EXERCISE: The listing beneath should be written out in full, exactly as shown.

WORKING DATA:
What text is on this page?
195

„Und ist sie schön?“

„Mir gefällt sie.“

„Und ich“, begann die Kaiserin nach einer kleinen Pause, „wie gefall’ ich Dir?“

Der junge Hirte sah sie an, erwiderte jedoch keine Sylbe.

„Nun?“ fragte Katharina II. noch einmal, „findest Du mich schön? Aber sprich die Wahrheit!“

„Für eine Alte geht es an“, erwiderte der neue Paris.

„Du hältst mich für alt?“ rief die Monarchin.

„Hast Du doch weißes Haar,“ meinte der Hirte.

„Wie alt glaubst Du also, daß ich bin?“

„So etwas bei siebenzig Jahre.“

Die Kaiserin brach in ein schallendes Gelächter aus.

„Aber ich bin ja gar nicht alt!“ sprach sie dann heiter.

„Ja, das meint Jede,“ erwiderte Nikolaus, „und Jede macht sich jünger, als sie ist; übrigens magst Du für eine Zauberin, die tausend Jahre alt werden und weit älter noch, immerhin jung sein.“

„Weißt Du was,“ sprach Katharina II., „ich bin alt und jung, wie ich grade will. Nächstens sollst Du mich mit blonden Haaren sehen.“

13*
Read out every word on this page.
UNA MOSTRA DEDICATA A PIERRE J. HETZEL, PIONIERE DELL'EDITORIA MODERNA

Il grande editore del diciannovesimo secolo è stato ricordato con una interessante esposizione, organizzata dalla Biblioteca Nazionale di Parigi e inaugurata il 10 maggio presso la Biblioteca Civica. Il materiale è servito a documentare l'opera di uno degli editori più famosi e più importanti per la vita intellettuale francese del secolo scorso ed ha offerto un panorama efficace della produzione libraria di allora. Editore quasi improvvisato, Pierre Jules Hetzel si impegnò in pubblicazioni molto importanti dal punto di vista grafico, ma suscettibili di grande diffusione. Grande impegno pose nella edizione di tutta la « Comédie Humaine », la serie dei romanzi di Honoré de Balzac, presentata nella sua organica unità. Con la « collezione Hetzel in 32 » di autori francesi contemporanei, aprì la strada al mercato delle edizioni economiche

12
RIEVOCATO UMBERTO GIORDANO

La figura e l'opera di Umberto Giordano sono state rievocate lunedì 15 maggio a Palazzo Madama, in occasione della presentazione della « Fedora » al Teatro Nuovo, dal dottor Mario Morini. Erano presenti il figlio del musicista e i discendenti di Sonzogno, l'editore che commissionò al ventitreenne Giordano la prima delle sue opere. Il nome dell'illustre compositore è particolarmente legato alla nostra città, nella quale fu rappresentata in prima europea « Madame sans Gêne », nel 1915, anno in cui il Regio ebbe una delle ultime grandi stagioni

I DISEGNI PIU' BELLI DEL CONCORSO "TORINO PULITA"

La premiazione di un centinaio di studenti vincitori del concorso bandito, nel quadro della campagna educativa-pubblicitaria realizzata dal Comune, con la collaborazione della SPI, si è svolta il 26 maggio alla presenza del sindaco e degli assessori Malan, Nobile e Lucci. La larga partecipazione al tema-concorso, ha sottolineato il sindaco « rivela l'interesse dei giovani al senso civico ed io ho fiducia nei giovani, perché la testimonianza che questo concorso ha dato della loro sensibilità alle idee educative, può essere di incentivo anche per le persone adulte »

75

COMPLETED TASK:
What text is on this page?
195

„Und ist sie schön?“

„Mir gefällt sie.“

„Und ich“, begann die Kaiserin nach einer kleinen Pause, „wie gefall’ ich Dir?“

Der junge Hirte sah sie an, erwiderte jedoch keine Sylbe.

„Nun?“ fragte Katharina II. noch einmal, „findest Du mich schön? Aber sprich die Wahrheit!“

„Für eine Alte geht es an“, erwiderte der neue Paris.

„Du hältst mich für alt?“ rief die Monarchin.

„Hast Du doch weißes Haar,“ meinte der Hirte.

„Wie alt glaubst Du also, daß ich bin?“

„So etwas bei siebenzig Jahre.“

Die Kaiserin brach in ein schallendes Gelächter aus.

„Aber ich bin ja gar nicht alt!“ sprach sie dann heiter.

„Ja, das meint Jede,“ erwiderte Nikolaus, „und Jede macht sich jünger, als sie ist; übrigens magst Du für eine Zauberin, die tausend Jahre alt werden und weit älter noch, immerhin jung sein.“

„Weißt Du was,“ sprach Katharina II., „ich bin alt und jung, wie ich grade will. Nächstens sollst Du mich mit blonden Haaren sehen.“

13*
Read out every word on this page.
UNA MOSTRA DEDICATA A PIERRE J. HETZEL, PIONIERE DELL'EDITORIA MODERNA

Il grande editore del diciannovesimo secolo è stato ricordato con una interessante esposizione, organizzata dalla Biblioteca Nazionale di Parigi e inaugurata il 10 maggio presso la Biblioteca Civica. Il materiale è servito a documentare l'opera di uno degli editori più famosi e più importanti per la vita intellettuale francese del secolo scorso ed ha offerto un panorama efficace della produzione libraria di allora. Editore quasi improvvisato, Pierre Jules Hetzel si impegnò in pubblicazioni molto importanti dal punto di vista grafico, ma suscettibili di grande diffusione. Grande impegno pose nella edizione di tutta la « Comédie Humaine », la serie dei romanzi di Honoré de Balzac, presentata nella sua organica unità. Con la « collezione Hetzel in 32 » di autori francesi contemporanei, aprì la strada al mercato delle edizioni economiche

12
RIEVOCATO UMBERTO GIORDANO

La figura e l'opera di Umberto Giordano sono state rievocate lunedì 15 maggio a Palazzo Madama, in occasione della presentazione della « Fedora » al Teatro Nuovo, dal dottor Mario Morini. Erano presenti il figlio del musicista e i discendenti di Sonzogno, l'editore che commissionò al ventitreenne Giordano la prima delle sue opere. Il nome dell'illustre compositore è particolarmente legato alla nostra città, nella quale fu rappresentata in prima europea « Madame sans Gêne », nel 1915, anno in cui il Regio ebbe una delle ultime grandi stagioni

I DISEGNI PIU' BELLI DEL CONCORSO "TORINO PULITA"

La premiazione di un centinaio di studenti vincitori del concorso bandito, nel quadro della campagna educativa-pubblicitaria realizzata dal Comune, con la collaborazione della SPI, si è svolta il 26 maggio alla presenza del sindaco e degli assessori Malan, Nobile e Lucci. La larga partecipazione al tema-concorso, ha sottolineato il sindaco « rivela l'interesse dei giovani al senso civico ed io ho fiducia nei giovani, perché la testimonianza che questo concorso ha dato della loro sensibilità alle idee educative, può essere di incentivo anche per le persone adulte »

75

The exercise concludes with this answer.